<<<<

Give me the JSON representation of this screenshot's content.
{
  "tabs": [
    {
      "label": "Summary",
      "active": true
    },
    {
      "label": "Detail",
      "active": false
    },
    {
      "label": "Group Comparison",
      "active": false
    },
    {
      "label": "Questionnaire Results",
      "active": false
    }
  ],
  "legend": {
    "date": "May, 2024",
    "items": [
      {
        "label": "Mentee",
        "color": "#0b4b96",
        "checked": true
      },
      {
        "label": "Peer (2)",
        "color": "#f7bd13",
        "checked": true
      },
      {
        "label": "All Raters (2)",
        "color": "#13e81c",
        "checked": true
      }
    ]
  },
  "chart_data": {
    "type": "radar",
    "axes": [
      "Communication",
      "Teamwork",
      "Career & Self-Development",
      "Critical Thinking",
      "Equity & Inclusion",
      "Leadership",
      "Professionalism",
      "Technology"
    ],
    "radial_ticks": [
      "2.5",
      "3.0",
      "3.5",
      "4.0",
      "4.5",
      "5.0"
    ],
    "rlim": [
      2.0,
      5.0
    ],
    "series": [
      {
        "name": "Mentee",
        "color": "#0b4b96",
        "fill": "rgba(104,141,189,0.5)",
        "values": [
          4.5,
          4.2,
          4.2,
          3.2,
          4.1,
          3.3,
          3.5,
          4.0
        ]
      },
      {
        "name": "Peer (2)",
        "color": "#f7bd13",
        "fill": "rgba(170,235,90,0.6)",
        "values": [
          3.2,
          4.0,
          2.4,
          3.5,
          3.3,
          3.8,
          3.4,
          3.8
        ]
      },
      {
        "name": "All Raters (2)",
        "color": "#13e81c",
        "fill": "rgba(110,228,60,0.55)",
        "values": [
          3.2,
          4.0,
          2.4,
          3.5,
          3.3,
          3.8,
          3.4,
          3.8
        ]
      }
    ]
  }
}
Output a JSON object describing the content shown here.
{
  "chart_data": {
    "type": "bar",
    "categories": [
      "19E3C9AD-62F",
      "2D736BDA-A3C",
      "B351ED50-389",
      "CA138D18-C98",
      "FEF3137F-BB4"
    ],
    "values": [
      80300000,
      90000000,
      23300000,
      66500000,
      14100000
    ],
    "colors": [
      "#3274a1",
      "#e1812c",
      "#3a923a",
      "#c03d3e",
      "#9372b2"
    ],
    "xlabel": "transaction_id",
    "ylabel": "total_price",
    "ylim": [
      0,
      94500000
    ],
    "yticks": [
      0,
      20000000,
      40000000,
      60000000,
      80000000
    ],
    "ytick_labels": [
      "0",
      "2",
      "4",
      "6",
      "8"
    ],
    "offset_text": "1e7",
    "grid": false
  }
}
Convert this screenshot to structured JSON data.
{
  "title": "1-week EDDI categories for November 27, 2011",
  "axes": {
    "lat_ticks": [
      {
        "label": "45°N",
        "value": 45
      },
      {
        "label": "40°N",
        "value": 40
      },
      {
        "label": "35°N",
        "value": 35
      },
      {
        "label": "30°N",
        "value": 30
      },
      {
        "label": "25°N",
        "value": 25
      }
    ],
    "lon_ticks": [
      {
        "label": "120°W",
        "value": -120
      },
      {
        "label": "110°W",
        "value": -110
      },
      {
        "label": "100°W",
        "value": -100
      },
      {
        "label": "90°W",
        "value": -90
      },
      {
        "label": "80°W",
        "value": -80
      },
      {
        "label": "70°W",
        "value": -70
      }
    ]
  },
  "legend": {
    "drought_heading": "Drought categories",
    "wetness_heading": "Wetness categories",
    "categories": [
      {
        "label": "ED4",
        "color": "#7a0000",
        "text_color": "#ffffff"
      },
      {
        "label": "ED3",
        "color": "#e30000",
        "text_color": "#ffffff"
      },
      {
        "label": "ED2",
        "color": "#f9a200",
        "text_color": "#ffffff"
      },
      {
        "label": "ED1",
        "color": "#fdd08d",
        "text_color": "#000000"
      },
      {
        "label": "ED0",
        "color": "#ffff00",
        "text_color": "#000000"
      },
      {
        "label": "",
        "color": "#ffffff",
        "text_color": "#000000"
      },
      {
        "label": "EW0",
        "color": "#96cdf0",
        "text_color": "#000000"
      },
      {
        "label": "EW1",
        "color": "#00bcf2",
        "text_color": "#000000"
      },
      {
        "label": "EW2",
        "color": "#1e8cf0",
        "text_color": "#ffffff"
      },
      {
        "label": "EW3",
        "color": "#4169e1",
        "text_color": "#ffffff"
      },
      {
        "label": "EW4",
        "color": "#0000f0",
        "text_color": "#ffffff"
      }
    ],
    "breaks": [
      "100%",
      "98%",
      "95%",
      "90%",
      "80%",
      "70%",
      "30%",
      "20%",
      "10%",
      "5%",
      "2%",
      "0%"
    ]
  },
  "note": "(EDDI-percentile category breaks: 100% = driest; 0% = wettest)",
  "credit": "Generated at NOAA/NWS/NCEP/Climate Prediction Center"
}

>>>>

Extract each entry in full, exactly as given.

Give me the JSON representation of this screenshot's content.
{
  "tabs": [
    {
      "label": "Summary",
      "active": true
    },
    {
      "label": "Detail",
      "active": false
    },
    {
      "label": "Group Comparison",
      "active": false
    },
    {
      "label": "Questionnaire Results",
      "active": false
    }
  ],
  "legend": {
    "date": "May, 2024",
    "items": [
      {
        "label": "Mentee",
        "color": "#0b4b96",
        "checked": true
      },
      {
        "label": "Peer (2)",
        "color": "#f7bd13",
        "checked": true
      },
      {
        "label": "All Raters (2)",
        "color": "#13e81c",
        "checked": true
      }
    ]
  },
  "chart_data": {
    "type": "radar",
    "axes": [
      "Communication",
      "Teamwork",
      "Career & Self-Development",
      "Critical Thinking",
      "Equity & Inclusion",
      "Leadership",
      "Professionalism",
      "Technology"
    ],
    "radial_ticks": [
      "2.5",
      "3.0",
      "3.5",
      "4.0",
      "4.5",
      "5.0"
    ],
    "rlim": [
      2.0,
      5.0
    ],
    "series": [
      {
        "name": "Mentee",
        "color": "#0b4b96",
        "fill": "rgba(104,141,189,0.5)",
        "values": [
          4.5,
          4.2,
          4.2,
          3.2,
          4.1,
          3.3,
          3.5,
          4.0
        ]
      },
      {
        "name": "Peer (2)",
        "color": "#f7bd13",
        "fill": "rgba(170,235,90,0.6)",
        "values": [
          3.2,
          4.0,
          2.4,
          3.5,
          3.3,
          3.8,
          3.4,
          3.8
        ]
      },
      {
        "name": "All Raters (2)",
        "color": "#13e81c",
        "fill": "rgba(110,228,60,0.55)",
        "values": [
          3.2,
          4.0,
          2.4,
          3.5,
          3.3,
          3.8,
          3.4,
          3.8
        ]
      }
    ]
  }
}
Output a JSON object describing the content shown here.
{
  "chart_data": {
    "type": "bar",
    "categories": [
      "19E3C9AD-62F",
      "2D736BDA-A3C",
      "B351ED50-389",
      "CA138D18-C98",
      "FEF3137F-BB4"
    ],
    "values": [
      80300000,
      90000000,
      23300000,
      66500000,
      14100000
    ],
    "colors": [
      "#3274a1",
      "#e1812c",
      "#3a923a",
      "#c03d3e",
      "#9372b2"
    ],
    "xlabel": "transaction_id",
    "ylabel": "total_price",
    "ylim": [
      0,
      94500000
    ],
    "yticks": [
      0,
      20000000,
      40000000,
      60000000,
      80000000
    ],
    "ytick_labels": [
      "0",
      "2",
      "4",
      "6",
      "8"
    ],
    "offset_text": "1e7",
    "grid": false
  }
}
Convert this screenshot to structured JSON data.
{
  "title": "1-week EDDI categories for November 27, 2011",
  "axes": {
    "lat_ticks": [
      {
        "label": "45°N",
        "value": 45
      },
      {
        "label": "40°N",
        "value": 40
      },
      {
        "label": "35°N",
        "value": 35
      },
      {
        "label": "30°N",
        "value": 30
      },
      {
        "label": "25°N",
        "value": 25
      }
    ],
    "lon_ticks": [
      {
        "label": "120°W",
        "value": -120
      },
      {
        "label": "110°W",
        "value": -110
      },
      {
        "label": "100°W",
        "value": -100
      },
      {
        "label": "90°W",
        "value": -90
      },
      {
        "label": "80°W",
        "value": -80
      },
      {
        "label": "70°W",
        "value": -70
      }
    ]
  },
  "legend": {
    "drought_heading": "Drought categories",
    "wetness_heading": "Wetness categories",
    "categories": [
      {
        "label": "ED4",
        "color": "#7a0000",
        "text_color": "#ffffff"
      },
      {
        "label": "ED3",
        "color": "#e30000",
        "text_color": "#ffffff"
      },
      {
        "label": "ED2",
        "color": "#f9a200",
        "text_color": "#ffffff"
      },
      {
        "label": "ED1",
        "color": "#fdd08d",
        "text_color": "#000000"
      },
      {
        "label": "ED0",
        "color": "#ffff00",
        "text_color": "#000000"
      },
      {
        "label": "",
        "color": "#ffffff",
        "text_color": "#000000"
      },
      {
        "label": "EW0",
        "color": "#96cdf0",
        "text_color": "#000000"
      },
      {
        "label": "EW1",
        "color": "#00bcf2",
        "text_color": "#000000"
      },
      {
        "label": "EW2",
        "color": "#1e8cf0",
        "text_color": "#ffffff"
      },
      {
        "label": "EW3",
        "color": "#4169e1",
        "text_color": "#ffffff"
      },
      {
        "label": "EW4",
        "color": "#0000f0",
        "text_color": "#ffffff"
      }
    ],
    "breaks": [
      "100%",
      "98%",
      "95%",
      "90%",
      "80%",
      "70%",
      "30%",
      "20%",
      "10%",
      "5%",
      "2%",
      "0%"
    ]
  },
  "note": "(EDDI-percentile category breaks: 100% = driest; 0% = wettest)",
  "credit": "Generated at NOAA/NWS/NCEP/Climate Prediction Center"
}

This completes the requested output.